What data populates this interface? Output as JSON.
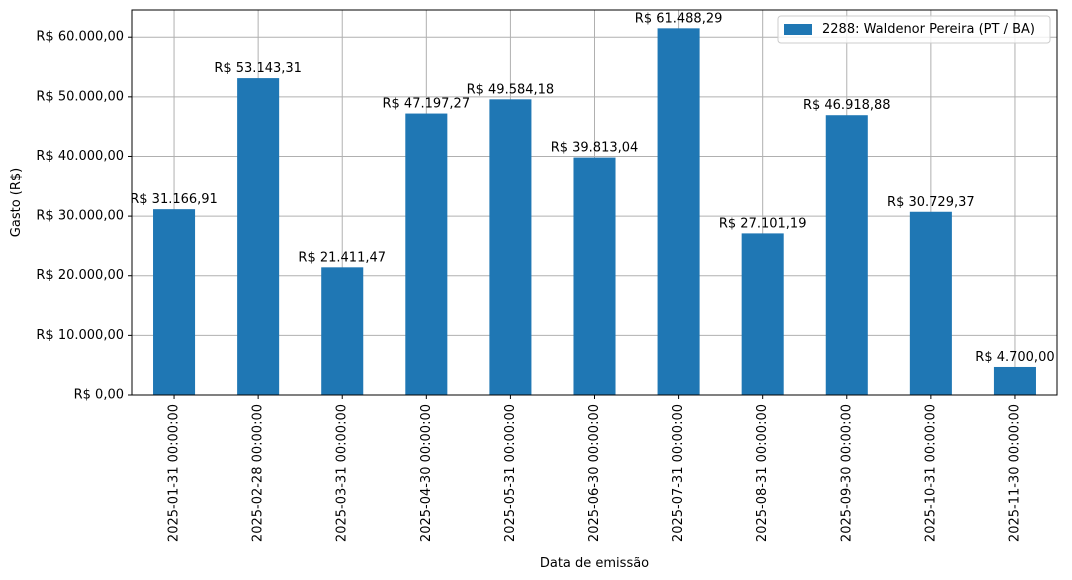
{
  "chart_data": {
    "type": "bar",
    "xlabel": "Data de emissão",
    "ylabel": "Gasto (R$)",
    "categories": [
      "2025-01-31 00:00:00",
      "2025-02-28 00:00:00",
      "2025-03-31 00:00:00",
      "2025-04-30 00:00:00",
      "2025-05-31 00:00:00",
      "2025-06-30 00:00:00",
      "2025-07-31 00:00:00",
      "2025-08-31 00:00:00",
      "2025-09-30 00:00:00",
      "2025-10-31 00:00:00",
      "2025-11-30 00:00:00"
    ],
    "series": [
      {
        "name": "2288: Waldenor Pereira (PT / BA)",
        "color": "#1f77b4",
        "values": [
          31166.91,
          53143.31,
          21411.47,
          47197.27,
          49584.18,
          39813.04,
          61488.29,
          27101.19,
          46918.88,
          30729.37,
          4700.0
        ],
        "labels": [
          "R$ 31.166,91",
          "R$ 53.143,31",
          "R$ 21.411,47",
          "R$ 47.197,27",
          "R$ 49.584,18",
          "R$ 39.813,04",
          "R$ 61.488,29",
          "R$ 27.101,19",
          "R$ 46.918,88",
          "R$ 30.729,37",
          "R$ 4.700,00"
        ]
      }
    ],
    "yticks": [
      0,
      10000,
      20000,
      30000,
      40000,
      50000,
      60000
    ],
    "ytick_labels": [
      "R$ 0,00",
      "R$ 10.000,00",
      "R$ 20.000,00",
      "R$ 30.000,00",
      "R$ 40.000,00",
      "R$ 50.000,00",
      "R$ 60.000,00"
    ],
    "ylim": [
      0,
      64563
    ],
    "grid": true,
    "legend_position": "top-right"
  }
}
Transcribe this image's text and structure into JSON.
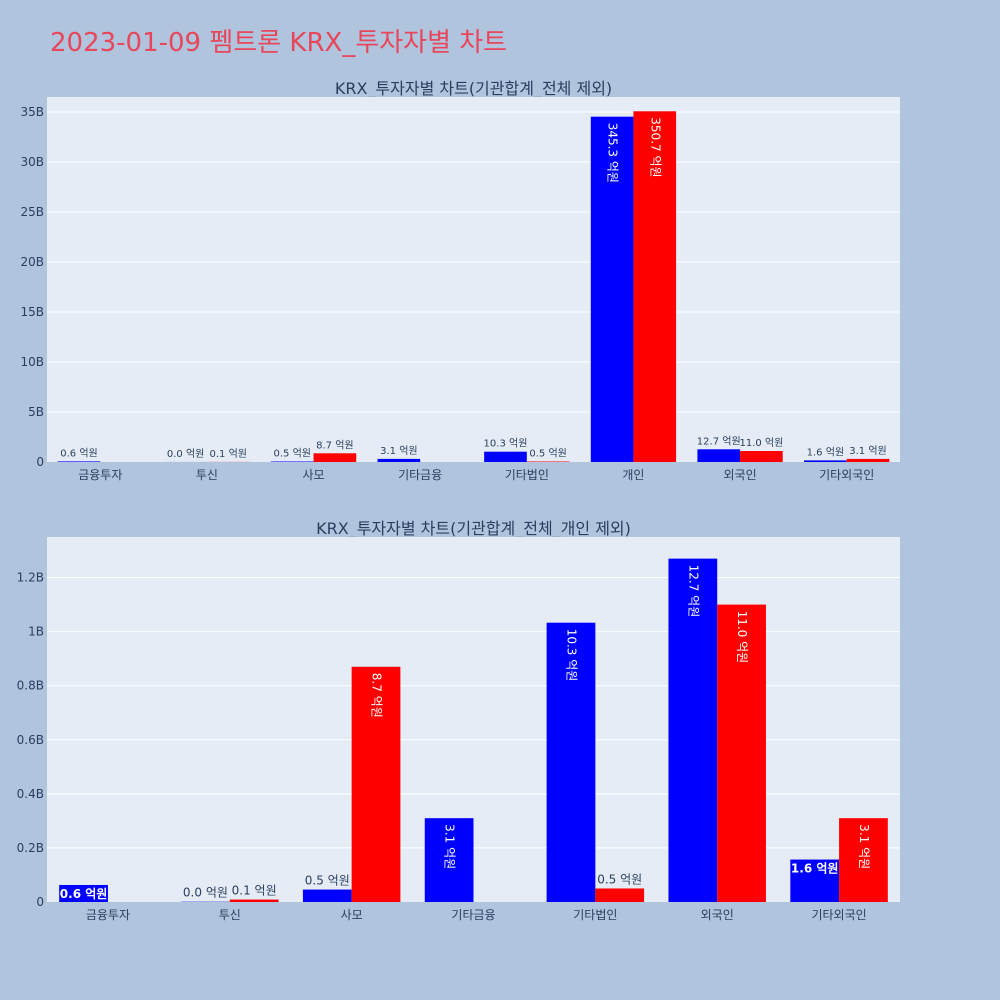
{
  "title": "2023-01-09 펨트론 KRX_투자자별 차트",
  "colors": {
    "buy": "#0000ff",
    "sell": "#ff0000",
    "plot_bg": "#e5ecf6",
    "page_bg": "#b0c4de",
    "title": "#e8465a",
    "text": "#2a3f5f"
  },
  "chart_data": [
    {
      "type": "bar",
      "title": "KRX_투자자별 차트(기관합계_전체 제외)",
      "categories": [
        "금융투자",
        "투신",
        "사모",
        "기타금융",
        "기타법인",
        "개인",
        "외국인",
        "기타외국인"
      ],
      "series": [
        {
          "values": [
            0.06,
            0.004,
            0.05,
            0.31,
            1.03,
            34.53,
            1.27,
            0.16
          ],
          "labels": [
            "0.6 억원",
            "0.0 억원",
            "0.5 억원",
            "3.1 억원",
            "10.3 억원",
            "345.3 억원",
            "12.7 억원",
            "1.6 억원"
          ]
        },
        {
          "values": [
            0,
            0.01,
            0.87,
            0,
            0.05,
            35.07,
            1.1,
            0.31
          ],
          "labels": [
            "",
            "0.1 억원",
            "8.7 억원",
            "",
            "0.5 억원",
            "350.7 억원",
            "11.0 억원",
            "3.1 억원"
          ]
        }
      ],
      "ylim": [
        0,
        36.5
      ],
      "yticks": [
        0,
        5,
        10,
        15,
        20,
        25,
        30,
        35
      ],
      "ytick_labels": [
        "0",
        "5B",
        "10B",
        "15B",
        "20B",
        "25B",
        "30B",
        "35B"
      ],
      "grid": true
    },
    {
      "type": "bar",
      "title": "KRX_투자자별 차트(기관합계_전체_개인 제외)",
      "categories": [
        "금융투자",
        "투신",
        "사모",
        "기타금융",
        "기타법인",
        "외국인",
        "기타외국인"
      ],
      "series": [
        {
          "values": [
            0.063,
            0.001,
            0.046,
            0.31,
            1.033,
            1.27,
            0.157
          ],
          "labels": [
            "0.6 억원",
            "0.0 억원",
            "0.5 억원",
            "3.1 억원",
            "10.3 억원",
            "12.7 억원",
            "1.6 억원"
          ]
        },
        {
          "values": [
            0,
            0.009,
            0.87,
            0,
            0.05,
            1.1,
            0.31
          ],
          "labels": [
            "",
            "0.1 억원",
            "8.7 억원",
            "",
            "0.5 억원",
            "11.0 억원",
            "3.1 억원"
          ]
        }
      ],
      "ylim": [
        0,
        1.35
      ],
      "yticks": [
        0,
        0.2,
        0.4,
        0.6,
        0.8,
        1.0,
        1.2
      ],
      "ytick_labels": [
        "0",
        "0.2B",
        "0.4B",
        "0.6B",
        "0.8B",
        "1B",
        "1.2B"
      ],
      "grid": true
    }
  ]
}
============
§ WHAT IS NEEDED: Every line that holds the word "title" should be extracted.

§ ANSWER FOR THE TASK:
  "title": "2023-01-09 펨트론 KRX_투자자별 차트",
    "title": "#e8465a",
      "title": "KRX_투자자별 차트(기관합계_전체 제외)",
      "title": "KRX_투자자별 차트(기관합계_전체_개인 제외)",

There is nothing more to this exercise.